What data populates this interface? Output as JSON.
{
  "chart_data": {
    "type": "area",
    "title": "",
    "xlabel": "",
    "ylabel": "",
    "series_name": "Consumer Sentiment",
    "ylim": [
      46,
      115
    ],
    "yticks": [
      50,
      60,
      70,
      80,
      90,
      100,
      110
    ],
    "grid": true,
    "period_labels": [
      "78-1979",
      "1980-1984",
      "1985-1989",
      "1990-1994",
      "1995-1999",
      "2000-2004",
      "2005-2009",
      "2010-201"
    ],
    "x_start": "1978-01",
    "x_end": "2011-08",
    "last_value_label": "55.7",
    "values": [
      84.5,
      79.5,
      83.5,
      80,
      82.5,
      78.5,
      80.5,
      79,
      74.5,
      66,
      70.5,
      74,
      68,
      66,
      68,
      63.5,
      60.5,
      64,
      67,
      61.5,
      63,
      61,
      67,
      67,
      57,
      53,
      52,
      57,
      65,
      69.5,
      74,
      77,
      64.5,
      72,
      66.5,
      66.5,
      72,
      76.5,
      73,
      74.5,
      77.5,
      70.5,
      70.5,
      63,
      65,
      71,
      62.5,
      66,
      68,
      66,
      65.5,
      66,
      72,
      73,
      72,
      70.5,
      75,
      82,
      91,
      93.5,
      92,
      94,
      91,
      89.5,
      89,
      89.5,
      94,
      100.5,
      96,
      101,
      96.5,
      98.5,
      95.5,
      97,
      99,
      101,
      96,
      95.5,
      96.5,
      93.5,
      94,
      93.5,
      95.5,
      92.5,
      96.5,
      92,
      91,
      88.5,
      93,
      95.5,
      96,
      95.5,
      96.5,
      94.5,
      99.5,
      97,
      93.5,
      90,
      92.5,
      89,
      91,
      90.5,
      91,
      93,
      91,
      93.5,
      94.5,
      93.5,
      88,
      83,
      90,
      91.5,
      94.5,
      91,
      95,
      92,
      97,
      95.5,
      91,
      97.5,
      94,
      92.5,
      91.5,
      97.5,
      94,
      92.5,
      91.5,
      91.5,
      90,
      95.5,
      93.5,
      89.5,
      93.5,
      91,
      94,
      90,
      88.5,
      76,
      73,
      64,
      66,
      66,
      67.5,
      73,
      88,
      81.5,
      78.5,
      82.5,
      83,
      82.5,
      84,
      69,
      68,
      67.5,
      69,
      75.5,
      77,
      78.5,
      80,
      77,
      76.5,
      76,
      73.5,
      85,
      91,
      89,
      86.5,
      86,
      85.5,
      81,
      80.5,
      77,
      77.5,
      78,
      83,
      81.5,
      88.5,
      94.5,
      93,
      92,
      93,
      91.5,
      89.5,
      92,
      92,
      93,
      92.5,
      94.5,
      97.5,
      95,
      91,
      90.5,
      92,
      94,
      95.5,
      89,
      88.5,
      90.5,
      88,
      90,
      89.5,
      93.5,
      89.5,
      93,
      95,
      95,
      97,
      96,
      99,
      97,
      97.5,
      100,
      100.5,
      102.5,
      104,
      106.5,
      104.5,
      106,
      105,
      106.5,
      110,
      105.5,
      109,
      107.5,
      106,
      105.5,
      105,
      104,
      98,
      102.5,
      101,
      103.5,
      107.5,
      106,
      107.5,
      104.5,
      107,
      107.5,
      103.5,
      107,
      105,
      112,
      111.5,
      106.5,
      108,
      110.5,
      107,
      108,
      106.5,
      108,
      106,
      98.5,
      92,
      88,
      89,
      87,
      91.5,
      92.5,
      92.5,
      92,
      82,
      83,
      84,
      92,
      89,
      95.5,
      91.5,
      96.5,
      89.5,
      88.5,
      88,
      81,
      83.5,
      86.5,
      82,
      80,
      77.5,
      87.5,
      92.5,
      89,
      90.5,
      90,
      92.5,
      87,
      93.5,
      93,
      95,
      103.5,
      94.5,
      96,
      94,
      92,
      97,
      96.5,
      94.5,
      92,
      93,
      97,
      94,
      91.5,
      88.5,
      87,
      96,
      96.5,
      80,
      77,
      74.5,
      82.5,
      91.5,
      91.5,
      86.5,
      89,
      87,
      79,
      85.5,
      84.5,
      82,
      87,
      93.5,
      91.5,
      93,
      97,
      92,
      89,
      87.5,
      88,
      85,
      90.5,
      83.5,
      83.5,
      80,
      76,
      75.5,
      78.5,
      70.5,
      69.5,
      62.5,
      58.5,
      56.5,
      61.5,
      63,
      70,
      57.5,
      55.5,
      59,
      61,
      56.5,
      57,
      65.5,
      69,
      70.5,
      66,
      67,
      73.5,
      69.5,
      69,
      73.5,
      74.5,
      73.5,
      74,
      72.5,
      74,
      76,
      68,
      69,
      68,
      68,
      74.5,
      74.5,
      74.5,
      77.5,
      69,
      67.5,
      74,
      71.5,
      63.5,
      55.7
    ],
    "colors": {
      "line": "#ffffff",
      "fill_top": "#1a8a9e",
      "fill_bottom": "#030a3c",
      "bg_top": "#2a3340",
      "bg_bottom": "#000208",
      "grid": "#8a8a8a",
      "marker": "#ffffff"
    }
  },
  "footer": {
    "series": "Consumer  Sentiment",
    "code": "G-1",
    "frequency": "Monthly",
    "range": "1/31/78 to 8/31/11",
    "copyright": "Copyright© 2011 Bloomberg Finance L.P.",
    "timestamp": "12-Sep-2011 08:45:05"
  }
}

++++++++++++++++++++

→ **Set exercise**:
Set all of the records down again, exactly as they stand.

→ **Response to the task**:
What data populates this interface? Output as JSON.
{
  "chart_data": {
    "type": "area",
    "title": "",
    "xlabel": "",
    "ylabel": "",
    "series_name": "Consumer Sentiment",
    "ylim": [
      46,
      115
    ],
    "yticks": [
      50,
      60,
      70,
      80,
      90,
      100,
      110
    ],
    "grid": true,
    "period_labels": [
      "78-1979",
      "1980-1984",
      "1985-1989",
      "1990-1994",
      "1995-1999",
      "2000-2004",
      "2005-2009",
      "2010-201"
    ],
    "x_start": "1978-01",
    "x_end": "2011-08",
    "last_value_label": "55.7",
    "values": [
      84.5,
      79.5,
      83.5,
      80,
      82.5,
      78.5,
      80.5,
      79,
      74.5,
      66,
      70.5,
      74,
      68,
      66,
      68,
      63.5,
      60.5,
      64,
      67,
      61.5,
      63,
      61,
      67,
      67,
      57,
      53,
      52,
      57,
      65,
      69.5,
      74,
      77,
      64.5,
      72,
      66.5,
      66.5,
      72,
      76.5,
      73,
      74.5,
      77.5,
      70.5,
      70.5,
      63,
      65,
      71,
      62.5,
      66,
      68,
      66,
      65.5,
      66,
      72,
      73,
      72,
      70.5,
      75,
      82,
      91,
      93.5,
      92,
      94,
      91,
      89.5,
      89,
      89.5,
      94,
      100.5,
      96,
      101,
      96.5,
      98.5,
      95.5,
      97,
      99,
      101,
      96,
      95.5,
      96.5,
      93.5,
      94,
      93.5,
      95.5,
      92.5,
      96.5,
      92,
      91,
      88.5,
      93,
      95.5,
      96,
      95.5,
      96.5,
      94.5,
      99.5,
      97,
      93.5,
      90,
      92.5,
      89,
      91,
      90.5,
      91,
      93,
      91,
      93.5,
      94.5,
      93.5,
      88,
      83,
      90,
      91.5,
      94.5,
      91,
      95,
      92,
      97,
      95.5,
      91,
      97.5,
      94,
      92.5,
      91.5,
      97.5,
      94,
      92.5,
      91.5,
      91.5,
      90,
      95.5,
      93.5,
      89.5,
      93.5,
      91,
      94,
      90,
      88.5,
      76,
      73,
      64,
      66,
      66,
      67.5,
      73,
      88,
      81.5,
      78.5,
      82.5,
      83,
      82.5,
      84,
      69,
      68,
      67.5,
      69,
      75.5,
      77,
      78.5,
      80,
      77,
      76.5,
      76,
      73.5,
      85,
      91,
      89,
      86.5,
      86,
      85.5,
      81,
      80.5,
      77,
      77.5,
      78,
      83,
      81.5,
      88.5,
      94.5,
      93,
      92,
      93,
      91.5,
      89.5,
      92,
      92,
      93,
      92.5,
      94.5,
      97.5,
      95,
      91,
      90.5,
      92,
      94,
      95.5,
      89,
      88.5,
      90.5,
      88,
      90,
      89.5,
      93.5,
      89.5,
      93,
      95,
      95,
      97,
      96,
      99,
      97,
      97.5,
      100,
      100.5,
      102.5,
      104,
      106.5,
      104.5,
      106,
      105,
      106.5,
      110,
      105.5,
      109,
      107.5,
      106,
      105.5,
      105,
      104,
      98,
      102.5,
      101,
      103.5,
      107.5,
      106,
      107.5,
      104.5,
      107,
      107.5,
      103.5,
      107,
      105,
      112,
      111.5,
      106.5,
      108,
      110.5,
      107,
      108,
      106.5,
      108,
      106,
      98.5,
      92,
      88,
      89,
      87,
      91.5,
      92.5,
      92.5,
      92,
      82,
      83,
      84,
      92,
      89,
      95.5,
      91.5,
      96.5,
      89.5,
      88.5,
      88,
      81,
      83.5,
      86.5,
      82,
      80,
      77.5,
      87.5,
      92.5,
      89,
      90.5,
      90,
      92.5,
      87,
      93.5,
      93,
      95,
      103.5,
      94.5,
      96,
      94,
      92,
      97,
      96.5,
      94.5,
      92,
      93,
      97,
      94,
      91.5,
      88.5,
      87,
      96,
      96.5,
      80,
      77,
      74.5,
      82.5,
      91.5,
      91.5,
      86.5,
      89,
      87,
      79,
      85.5,
      84.5,
      82,
      87,
      93.5,
      91.5,
      93,
      97,
      92,
      89,
      87.5,
      88,
      85,
      90.5,
      83.5,
      83.5,
      80,
      76,
      75.5,
      78.5,
      70.5,
      69.5,
      62.5,
      58.5,
      56.5,
      61.5,
      63,
      70,
      57.5,
      55.5,
      59,
      61,
      56.5,
      57,
      65.5,
      69,
      70.5,
      66,
      67,
      73.5,
      69.5,
      69,
      73.5,
      74.5,
      73.5,
      74,
      72.5,
      74,
      76,
      68,
      69,
      68,
      68,
      74.5,
      74.5,
      74.5,
      77.5,
      69,
      67.5,
      74,
      71.5,
      63.5,
      55.7
    ],
    "colors": {
      "line": "#ffffff",
      "fill_top": "#1a8a9e",
      "fill_bottom": "#030a3c",
      "bg_top": "#2a3340",
      "bg_bottom": "#000208",
      "grid": "#8a8a8a",
      "marker": "#ffffff"
    }
  },
  "footer": {
    "series": "Consumer  Sentiment",
    "code": "G-1",
    "frequency": "Monthly",
    "range": "1/31/78 to 8/31/11",
    "copyright": "Copyright© 2011 Bloomberg Finance L.P.",
    "timestamp": "12-Sep-2011 08:45:05"
  }
}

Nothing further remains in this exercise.